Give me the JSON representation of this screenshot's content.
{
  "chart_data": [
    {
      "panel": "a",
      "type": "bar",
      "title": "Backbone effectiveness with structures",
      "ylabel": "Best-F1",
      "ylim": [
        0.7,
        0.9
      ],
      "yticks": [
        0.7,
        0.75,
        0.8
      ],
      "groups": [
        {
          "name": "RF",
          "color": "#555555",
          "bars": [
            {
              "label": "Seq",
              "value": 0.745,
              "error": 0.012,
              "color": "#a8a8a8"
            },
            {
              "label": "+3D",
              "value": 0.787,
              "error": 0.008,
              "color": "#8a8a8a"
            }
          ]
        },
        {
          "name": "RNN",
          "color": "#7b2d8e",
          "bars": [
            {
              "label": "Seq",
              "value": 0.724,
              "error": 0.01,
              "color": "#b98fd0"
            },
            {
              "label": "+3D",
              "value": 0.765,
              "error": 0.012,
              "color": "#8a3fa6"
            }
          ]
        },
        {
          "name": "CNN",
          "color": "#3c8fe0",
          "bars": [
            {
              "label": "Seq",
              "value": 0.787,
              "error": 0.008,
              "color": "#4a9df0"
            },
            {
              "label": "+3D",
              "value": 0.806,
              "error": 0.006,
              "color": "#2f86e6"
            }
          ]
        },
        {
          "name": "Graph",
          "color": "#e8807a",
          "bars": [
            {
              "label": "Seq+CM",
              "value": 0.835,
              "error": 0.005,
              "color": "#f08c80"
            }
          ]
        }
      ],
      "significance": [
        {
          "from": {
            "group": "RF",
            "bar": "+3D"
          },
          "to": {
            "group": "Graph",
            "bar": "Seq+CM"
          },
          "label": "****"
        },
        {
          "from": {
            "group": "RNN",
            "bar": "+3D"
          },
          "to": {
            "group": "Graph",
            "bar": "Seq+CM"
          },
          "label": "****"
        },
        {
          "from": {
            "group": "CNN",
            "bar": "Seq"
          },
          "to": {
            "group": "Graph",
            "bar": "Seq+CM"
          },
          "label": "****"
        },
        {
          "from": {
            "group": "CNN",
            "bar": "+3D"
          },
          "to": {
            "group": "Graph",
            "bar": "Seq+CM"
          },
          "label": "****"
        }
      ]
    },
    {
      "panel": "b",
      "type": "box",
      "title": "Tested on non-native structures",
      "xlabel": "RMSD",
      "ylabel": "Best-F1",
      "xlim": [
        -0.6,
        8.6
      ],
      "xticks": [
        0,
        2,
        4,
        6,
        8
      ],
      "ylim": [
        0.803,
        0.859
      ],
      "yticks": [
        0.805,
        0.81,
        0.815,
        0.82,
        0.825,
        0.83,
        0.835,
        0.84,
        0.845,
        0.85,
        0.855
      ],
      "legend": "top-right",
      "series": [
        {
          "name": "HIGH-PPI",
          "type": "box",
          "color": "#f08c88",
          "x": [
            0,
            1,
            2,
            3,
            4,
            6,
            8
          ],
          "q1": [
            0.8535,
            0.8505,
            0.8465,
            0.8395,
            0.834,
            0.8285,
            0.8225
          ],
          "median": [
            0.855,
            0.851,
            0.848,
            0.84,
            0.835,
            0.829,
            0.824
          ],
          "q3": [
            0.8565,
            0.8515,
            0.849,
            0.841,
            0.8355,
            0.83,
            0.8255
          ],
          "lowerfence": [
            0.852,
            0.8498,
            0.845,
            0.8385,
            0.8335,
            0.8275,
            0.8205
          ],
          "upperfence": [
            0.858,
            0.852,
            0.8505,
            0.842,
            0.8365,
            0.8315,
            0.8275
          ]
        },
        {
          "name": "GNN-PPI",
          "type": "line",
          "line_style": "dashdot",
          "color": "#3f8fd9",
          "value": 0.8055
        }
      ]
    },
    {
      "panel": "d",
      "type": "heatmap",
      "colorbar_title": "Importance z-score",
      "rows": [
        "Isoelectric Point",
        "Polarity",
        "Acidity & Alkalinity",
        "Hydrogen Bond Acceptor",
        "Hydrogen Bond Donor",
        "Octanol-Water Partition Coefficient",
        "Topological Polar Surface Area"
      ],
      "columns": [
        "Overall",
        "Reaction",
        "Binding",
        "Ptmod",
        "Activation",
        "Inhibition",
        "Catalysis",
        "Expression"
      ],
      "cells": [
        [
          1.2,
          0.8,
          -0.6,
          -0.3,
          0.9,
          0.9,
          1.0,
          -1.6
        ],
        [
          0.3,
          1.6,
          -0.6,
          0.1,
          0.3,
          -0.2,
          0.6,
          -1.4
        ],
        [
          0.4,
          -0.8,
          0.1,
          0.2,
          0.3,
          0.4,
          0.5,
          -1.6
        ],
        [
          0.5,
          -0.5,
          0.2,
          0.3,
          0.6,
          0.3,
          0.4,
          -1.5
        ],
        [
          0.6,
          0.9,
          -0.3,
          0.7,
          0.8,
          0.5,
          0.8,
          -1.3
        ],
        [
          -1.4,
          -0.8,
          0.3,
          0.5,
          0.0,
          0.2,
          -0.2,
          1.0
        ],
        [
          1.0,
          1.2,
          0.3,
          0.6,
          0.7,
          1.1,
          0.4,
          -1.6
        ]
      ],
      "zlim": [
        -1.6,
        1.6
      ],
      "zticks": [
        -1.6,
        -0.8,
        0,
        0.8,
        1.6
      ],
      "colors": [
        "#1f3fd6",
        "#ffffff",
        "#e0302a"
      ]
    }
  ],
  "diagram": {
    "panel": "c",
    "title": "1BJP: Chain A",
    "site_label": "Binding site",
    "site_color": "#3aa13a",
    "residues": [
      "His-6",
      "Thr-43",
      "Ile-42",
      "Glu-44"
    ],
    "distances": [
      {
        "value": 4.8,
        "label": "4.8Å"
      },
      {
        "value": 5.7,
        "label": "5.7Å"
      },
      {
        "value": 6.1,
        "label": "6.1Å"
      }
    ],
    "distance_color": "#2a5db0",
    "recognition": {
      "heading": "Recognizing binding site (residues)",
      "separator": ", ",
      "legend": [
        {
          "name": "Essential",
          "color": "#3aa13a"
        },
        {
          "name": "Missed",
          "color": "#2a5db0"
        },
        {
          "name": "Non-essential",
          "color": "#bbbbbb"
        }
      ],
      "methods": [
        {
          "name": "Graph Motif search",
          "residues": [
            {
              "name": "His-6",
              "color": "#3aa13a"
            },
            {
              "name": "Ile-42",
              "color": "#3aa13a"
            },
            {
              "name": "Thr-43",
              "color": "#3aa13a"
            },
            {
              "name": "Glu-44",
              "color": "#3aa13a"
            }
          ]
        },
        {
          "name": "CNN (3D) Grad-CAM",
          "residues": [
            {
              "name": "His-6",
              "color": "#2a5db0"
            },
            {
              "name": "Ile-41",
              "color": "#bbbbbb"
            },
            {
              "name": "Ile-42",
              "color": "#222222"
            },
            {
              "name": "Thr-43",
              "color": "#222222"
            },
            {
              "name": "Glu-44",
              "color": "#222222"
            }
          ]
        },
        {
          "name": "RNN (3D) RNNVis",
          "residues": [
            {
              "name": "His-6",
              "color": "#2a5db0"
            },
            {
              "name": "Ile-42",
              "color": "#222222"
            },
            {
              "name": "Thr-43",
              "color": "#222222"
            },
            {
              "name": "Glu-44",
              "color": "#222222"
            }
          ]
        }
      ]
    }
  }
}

++++++++++

Short task:
Extract all of the material exactly as it is written.

Completed task:
Give me the JSON representation of this screenshot's content.
{
  "chart_data": [
    {
      "panel": "a",
      "type": "bar",
      "title": "Backbone effectiveness with structures",
      "ylabel": "Best-F1",
      "ylim": [
        0.7,
        0.9
      ],
      "yticks": [
        0.7,
        0.75,
        0.8
      ],
      "groups": [
        {
          "name": "RF",
          "color": "#555555",
          "bars": [
            {
              "label": "Seq",
              "value": 0.745,
              "error": 0.012,
              "color": "#a8a8a8"
            },
            {
              "label": "+3D",
              "value": 0.787,
              "error": 0.008,
              "color": "#8a8a8a"
            }
          ]
        },
        {
          "name": "RNN",
          "color": "#7b2d8e",
          "bars": [
            {
              "label": "Seq",
              "value": 0.724,
              "error": 0.01,
              "color": "#b98fd0"
            },
            {
              "label": "+3D",
              "value": 0.765,
              "error": 0.012,
              "color": "#8a3fa6"
            }
          ]
        },
        {
          "name": "CNN",
          "color": "#3c8fe0",
          "bars": [
            {
              "label": "Seq",
              "value": 0.787,
              "error": 0.008,
              "color": "#4a9df0"
            },
            {
              "label": "+3D",
              "value": 0.806,
              "error": 0.006,
              "color": "#2f86e6"
            }
          ]
        },
        {
          "name": "Graph",
          "color": "#e8807a",
          "bars": [
            {
              "label": "Seq+CM",
              "value": 0.835,
              "error": 0.005,
              "color": "#f08c80"
            }
          ]
        }
      ],
      "significance": [
        {
          "from": {
            "group": "RF",
            "bar": "+3D"
          },
          "to": {
            "group": "Graph",
            "bar": "Seq+CM"
          },
          "label": "****"
        },
        {
          "from": {
            "group": "RNN",
            "bar": "+3D"
          },
          "to": {
            "group": "Graph",
            "bar": "Seq+CM"
          },
          "label": "****"
        },
        {
          "from": {
            "group": "CNN",
            "bar": "Seq"
          },
          "to": {
            "group": "Graph",
            "bar": "Seq+CM"
          },
          "label": "****"
        },
        {
          "from": {
            "group": "CNN",
            "bar": "+3D"
          },
          "to": {
            "group": "Graph",
            "bar": "Seq+CM"
          },
          "label": "****"
        }
      ]
    },
    {
      "panel": "b",
      "type": "box",
      "title": "Tested on non-native structures",
      "xlabel": "RMSD",
      "ylabel": "Best-F1",
      "xlim": [
        -0.6,
        8.6
      ],
      "xticks": [
        0,
        2,
        4,
        6,
        8
      ],
      "ylim": [
        0.803,
        0.859
      ],
      "yticks": [
        0.805,
        0.81,
        0.815,
        0.82,
        0.825,
        0.83,
        0.835,
        0.84,
        0.845,
        0.85,
        0.855
      ],
      "legend": "top-right",
      "series": [
        {
          "name": "HIGH-PPI",
          "type": "box",
          "color": "#f08c88",
          "x": [
            0,
            1,
            2,
            3,
            4,
            6,
            8
          ],
          "q1": [
            0.8535,
            0.8505,
            0.8465,
            0.8395,
            0.834,
            0.8285,
            0.8225
          ],
          "median": [
            0.855,
            0.851,
            0.848,
            0.84,
            0.835,
            0.829,
            0.824
          ],
          "q3": [
            0.8565,
            0.8515,
            0.849,
            0.841,
            0.8355,
            0.83,
            0.8255
          ],
          "lowerfence": [
            0.852,
            0.8498,
            0.845,
            0.8385,
            0.8335,
            0.8275,
            0.8205
          ],
          "upperfence": [
            0.858,
            0.852,
            0.8505,
            0.842,
            0.8365,
            0.8315,
            0.8275
          ]
        },
        {
          "name": "GNN-PPI",
          "type": "line",
          "line_style": "dashdot",
          "color": "#3f8fd9",
          "value": 0.8055
        }
      ]
    },
    {
      "panel": "d",
      "type": "heatmap",
      "colorbar_title": "Importance z-score",
      "rows": [
        "Isoelectric Point",
        "Polarity",
        "Acidity & Alkalinity",
        "Hydrogen Bond Acceptor",
        "Hydrogen Bond Donor",
        "Octanol-Water Partition Coefficient",
        "Topological Polar Surface Area"
      ],
      "columns": [
        "Overall",
        "Reaction",
        "Binding",
        "Ptmod",
        "Activation",
        "Inhibition",
        "Catalysis",
        "Expression"
      ],
      "cells": [
        [
          1.2,
          0.8,
          -0.6,
          -0.3,
          0.9,
          0.9,
          1.0,
          -1.6
        ],
        [
          0.3,
          1.6,
          -0.6,
          0.1,
          0.3,
          -0.2,
          0.6,
          -1.4
        ],
        [
          0.4,
          -0.8,
          0.1,
          0.2,
          0.3,
          0.4,
          0.5,
          -1.6
        ],
        [
          0.5,
          -0.5,
          0.2,
          0.3,
          0.6,
          0.3,
          0.4,
          -1.5
        ],
        [
          0.6,
          0.9,
          -0.3,
          0.7,
          0.8,
          0.5,
          0.8,
          -1.3
        ],
        [
          -1.4,
          -0.8,
          0.3,
          0.5,
          0.0,
          0.2,
          -0.2,
          1.0
        ],
        [
          1.0,
          1.2,
          0.3,
          0.6,
          0.7,
          1.1,
          0.4,
          -1.6
        ]
      ],
      "zlim": [
        -1.6,
        1.6
      ],
      "zticks": [
        -1.6,
        -0.8,
        0,
        0.8,
        1.6
      ],
      "colors": [
        "#1f3fd6",
        "#ffffff",
        "#e0302a"
      ]
    }
  ],
  "diagram": {
    "panel": "c",
    "title": "1BJP: Chain A",
    "site_label": "Binding site",
    "site_color": "#3aa13a",
    "residues": [
      "His-6",
      "Thr-43",
      "Ile-42",
      "Glu-44"
    ],
    "distances": [
      {
        "value": 4.8,
        "label": "4.8Å"
      },
      {
        "value": 5.7,
        "label": "5.7Å"
      },
      {
        "value": 6.1,
        "label": "6.1Å"
      }
    ],
    "distance_color": "#2a5db0",
    "recognition": {
      "heading": "Recognizing binding site (residues)",
      "separator": ", ",
      "legend": [
        {
          "name": "Essential",
          "color": "#3aa13a"
        },
        {
          "name": "Missed",
          "color": "#2a5db0"
        },
        {
          "name": "Non-essential",
          "color": "#bbbbbb"
        }
      ],
      "methods": [
        {
          "name": "Graph Motif search",
          "residues": [
            {
              "name": "His-6",
              "color": "#3aa13a"
            },
            {
              "name": "Ile-42",
              "color": "#3aa13a"
            },
            {
              "name": "Thr-43",
              "color": "#3aa13a"
            },
            {
              "name": "Glu-44",
              "color": "#3aa13a"
            }
          ]
        },
        {
          "name": "CNN (3D) Grad-CAM",
          "residues": [
            {
              "name": "His-6",
              "color": "#2a5db0"
            },
            {
              "name": "Ile-41",
              "color": "#bbbbbb"
            },
            {
              "name": "Ile-42",
              "color": "#222222"
            },
            {
              "name": "Thr-43",
              "color": "#222222"
            },
            {
              "name": "Glu-44",
              "color": "#222222"
            }
          ]
        },
        {
          "name": "RNN (3D) RNNVis",
          "residues": [
            {
              "name": "His-6",
              "color": "#2a5db0"
            },
            {
              "name": "Ile-42",
              "color": "#222222"
            },
            {
              "name": "Thr-43",
              "color": "#222222"
            },
            {
              "name": "Glu-44",
              "color": "#222222"
            }
          ]
        }
      ]
    }
  }
}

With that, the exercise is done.